DATA:
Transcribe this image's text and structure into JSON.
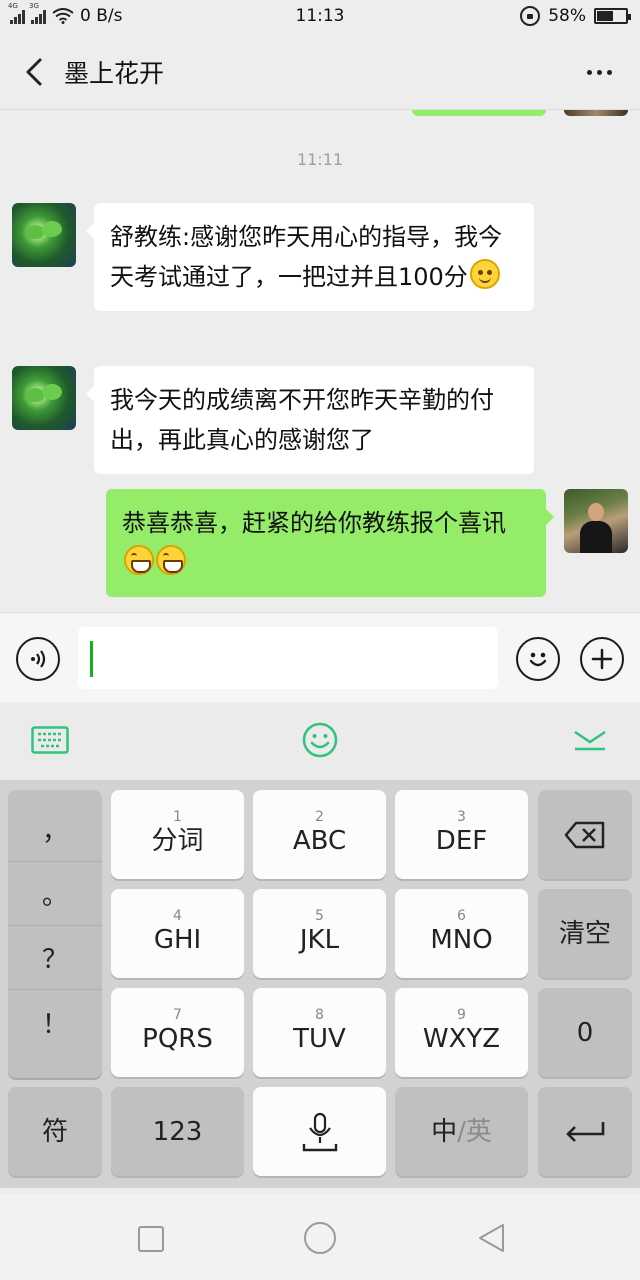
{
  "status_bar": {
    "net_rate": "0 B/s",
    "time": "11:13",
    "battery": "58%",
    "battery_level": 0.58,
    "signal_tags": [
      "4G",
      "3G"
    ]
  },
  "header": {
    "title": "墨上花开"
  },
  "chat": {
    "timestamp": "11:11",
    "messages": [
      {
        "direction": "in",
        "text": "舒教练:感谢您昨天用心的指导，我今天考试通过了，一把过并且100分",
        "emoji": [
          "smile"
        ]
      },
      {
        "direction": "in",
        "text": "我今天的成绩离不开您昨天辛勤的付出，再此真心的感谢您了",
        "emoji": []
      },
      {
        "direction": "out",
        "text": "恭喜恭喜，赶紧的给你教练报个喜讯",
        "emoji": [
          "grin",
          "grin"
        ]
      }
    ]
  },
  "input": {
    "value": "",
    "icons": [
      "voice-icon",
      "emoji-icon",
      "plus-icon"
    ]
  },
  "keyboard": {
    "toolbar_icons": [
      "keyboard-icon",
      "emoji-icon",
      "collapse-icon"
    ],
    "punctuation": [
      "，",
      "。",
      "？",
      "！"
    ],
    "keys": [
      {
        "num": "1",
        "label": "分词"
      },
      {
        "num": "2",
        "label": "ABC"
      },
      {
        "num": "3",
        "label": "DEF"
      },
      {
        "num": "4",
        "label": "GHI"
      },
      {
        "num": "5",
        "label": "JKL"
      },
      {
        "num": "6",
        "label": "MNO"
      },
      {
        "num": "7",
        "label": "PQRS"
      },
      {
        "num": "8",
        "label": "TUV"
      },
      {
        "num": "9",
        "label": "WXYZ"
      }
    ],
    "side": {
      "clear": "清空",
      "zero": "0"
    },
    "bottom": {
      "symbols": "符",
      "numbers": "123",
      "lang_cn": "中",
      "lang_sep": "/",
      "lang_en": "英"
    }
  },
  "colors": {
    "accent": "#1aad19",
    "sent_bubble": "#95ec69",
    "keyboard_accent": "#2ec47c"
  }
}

INSTRUCTION: Extract every line above containing the word "label".

SOLUTION TO THIS EXERCISE:
        "label": "分词"
        "label": "ABC"
        "label": "DEF"
        "label": "GHI"
        "label": "JKL"
        "label": "MNO"
        "label": "PQRS"
        "label": "TUV"
        "label": "WXYZ"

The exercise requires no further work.